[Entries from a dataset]
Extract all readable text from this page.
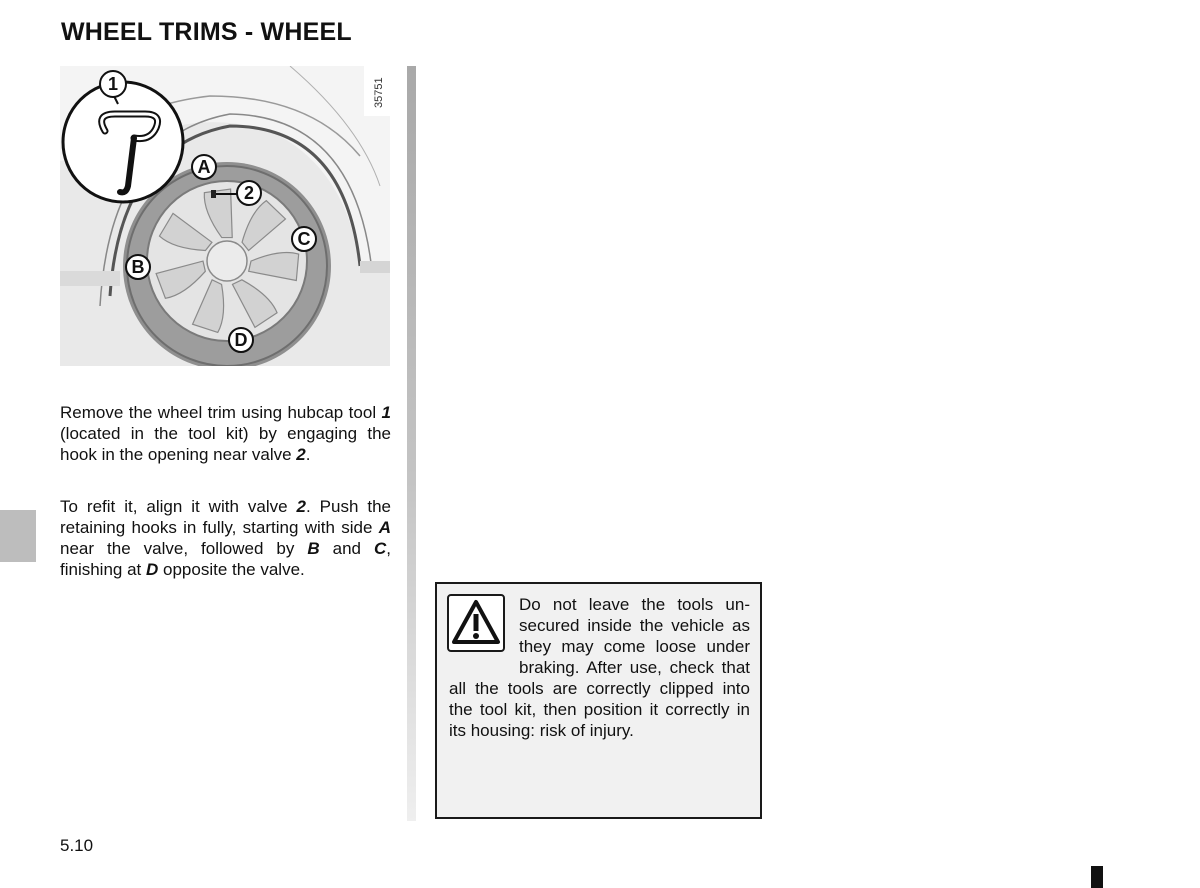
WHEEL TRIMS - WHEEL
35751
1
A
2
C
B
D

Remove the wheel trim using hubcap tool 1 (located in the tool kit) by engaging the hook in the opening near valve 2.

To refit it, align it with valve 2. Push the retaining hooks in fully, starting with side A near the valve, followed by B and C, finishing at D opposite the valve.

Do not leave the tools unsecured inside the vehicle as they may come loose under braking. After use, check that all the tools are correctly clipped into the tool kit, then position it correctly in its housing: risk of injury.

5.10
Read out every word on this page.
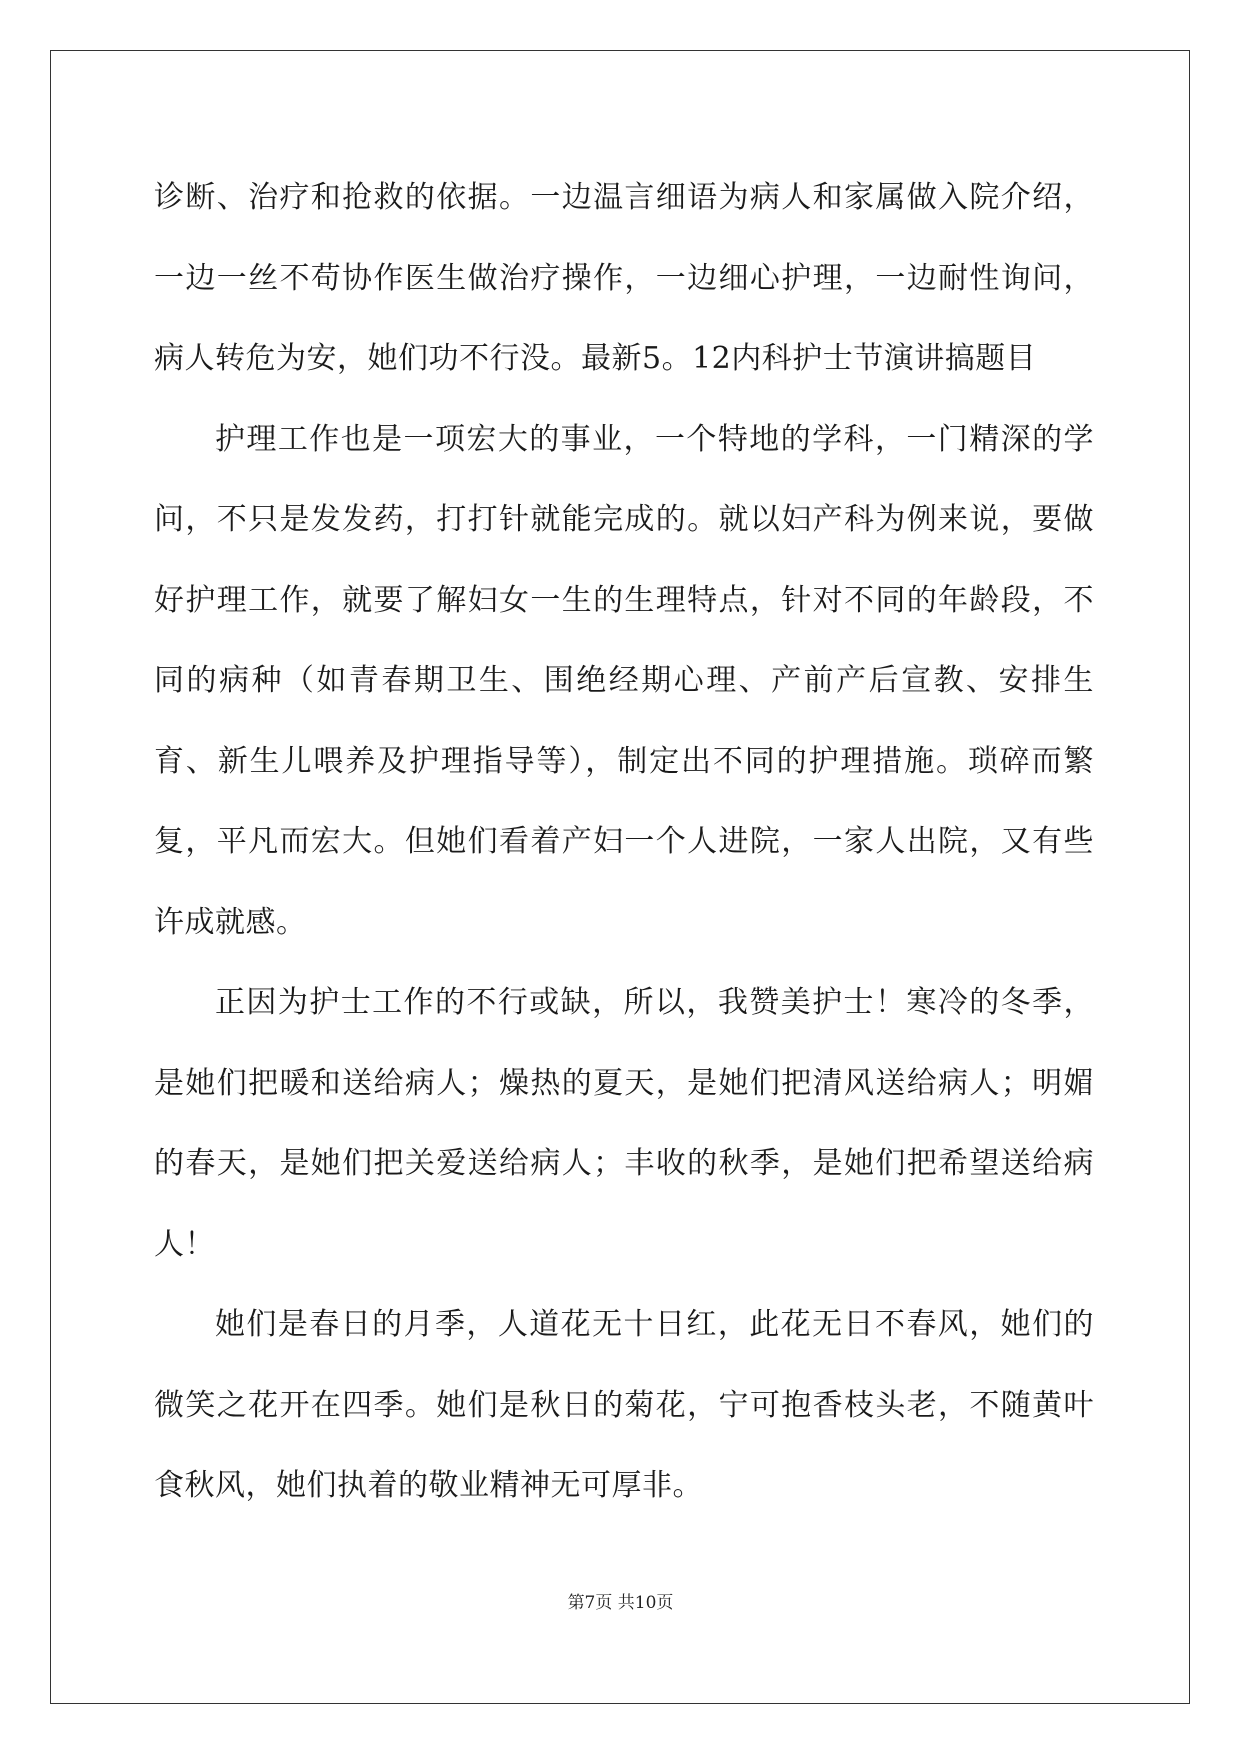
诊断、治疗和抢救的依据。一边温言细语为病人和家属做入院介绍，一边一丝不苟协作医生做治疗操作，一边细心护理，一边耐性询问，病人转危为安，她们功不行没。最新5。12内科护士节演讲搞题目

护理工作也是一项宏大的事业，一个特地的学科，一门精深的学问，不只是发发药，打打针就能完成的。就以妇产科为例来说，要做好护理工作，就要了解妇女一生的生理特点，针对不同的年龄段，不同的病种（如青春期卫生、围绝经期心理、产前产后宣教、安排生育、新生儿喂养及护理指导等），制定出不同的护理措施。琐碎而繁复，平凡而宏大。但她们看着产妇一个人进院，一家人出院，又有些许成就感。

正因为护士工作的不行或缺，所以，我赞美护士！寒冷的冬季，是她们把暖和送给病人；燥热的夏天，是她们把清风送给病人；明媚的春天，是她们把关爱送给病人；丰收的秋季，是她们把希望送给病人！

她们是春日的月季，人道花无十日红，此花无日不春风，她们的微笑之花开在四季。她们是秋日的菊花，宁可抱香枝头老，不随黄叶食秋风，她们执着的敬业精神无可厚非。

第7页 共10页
* * *
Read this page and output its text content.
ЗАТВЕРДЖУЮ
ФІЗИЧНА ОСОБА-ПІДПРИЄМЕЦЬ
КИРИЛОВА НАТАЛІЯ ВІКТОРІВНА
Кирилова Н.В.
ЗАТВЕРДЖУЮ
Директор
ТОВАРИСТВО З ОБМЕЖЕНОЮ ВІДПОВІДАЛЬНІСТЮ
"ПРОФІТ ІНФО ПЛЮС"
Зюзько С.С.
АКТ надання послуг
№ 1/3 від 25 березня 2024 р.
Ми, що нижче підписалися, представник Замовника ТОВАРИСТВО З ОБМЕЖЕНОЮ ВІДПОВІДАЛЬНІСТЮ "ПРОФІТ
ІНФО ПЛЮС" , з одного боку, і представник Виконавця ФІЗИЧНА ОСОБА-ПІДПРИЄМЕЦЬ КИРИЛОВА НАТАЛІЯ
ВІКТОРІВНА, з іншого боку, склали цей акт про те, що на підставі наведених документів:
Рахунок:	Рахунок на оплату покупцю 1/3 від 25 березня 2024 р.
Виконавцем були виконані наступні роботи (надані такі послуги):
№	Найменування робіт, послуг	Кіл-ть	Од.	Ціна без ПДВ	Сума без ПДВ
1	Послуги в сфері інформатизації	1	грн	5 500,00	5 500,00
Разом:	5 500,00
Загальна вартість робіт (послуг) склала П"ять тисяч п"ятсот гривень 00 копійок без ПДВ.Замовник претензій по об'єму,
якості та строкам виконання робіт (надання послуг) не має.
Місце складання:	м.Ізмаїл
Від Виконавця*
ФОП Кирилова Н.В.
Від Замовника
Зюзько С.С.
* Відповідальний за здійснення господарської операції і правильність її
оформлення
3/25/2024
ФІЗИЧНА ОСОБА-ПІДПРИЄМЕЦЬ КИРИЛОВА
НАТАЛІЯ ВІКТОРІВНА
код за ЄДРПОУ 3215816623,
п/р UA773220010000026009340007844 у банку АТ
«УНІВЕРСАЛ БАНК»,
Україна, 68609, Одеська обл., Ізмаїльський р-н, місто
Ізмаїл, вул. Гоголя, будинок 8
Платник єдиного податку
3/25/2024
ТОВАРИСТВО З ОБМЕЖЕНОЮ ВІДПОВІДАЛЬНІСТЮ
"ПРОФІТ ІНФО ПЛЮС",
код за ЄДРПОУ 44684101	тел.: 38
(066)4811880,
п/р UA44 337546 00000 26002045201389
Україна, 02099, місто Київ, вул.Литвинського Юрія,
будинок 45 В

_Exercise task_:
Extract all lines that hold the word "Замовника".

_Task result_:
Ми, що нижче підписалися, представник Замовника ТОВАРИСТВО З ОБМЕЖЕНОЮ ВІДПОВІДАЛЬНІСТЮ "ПРОФІТ
Від Замовника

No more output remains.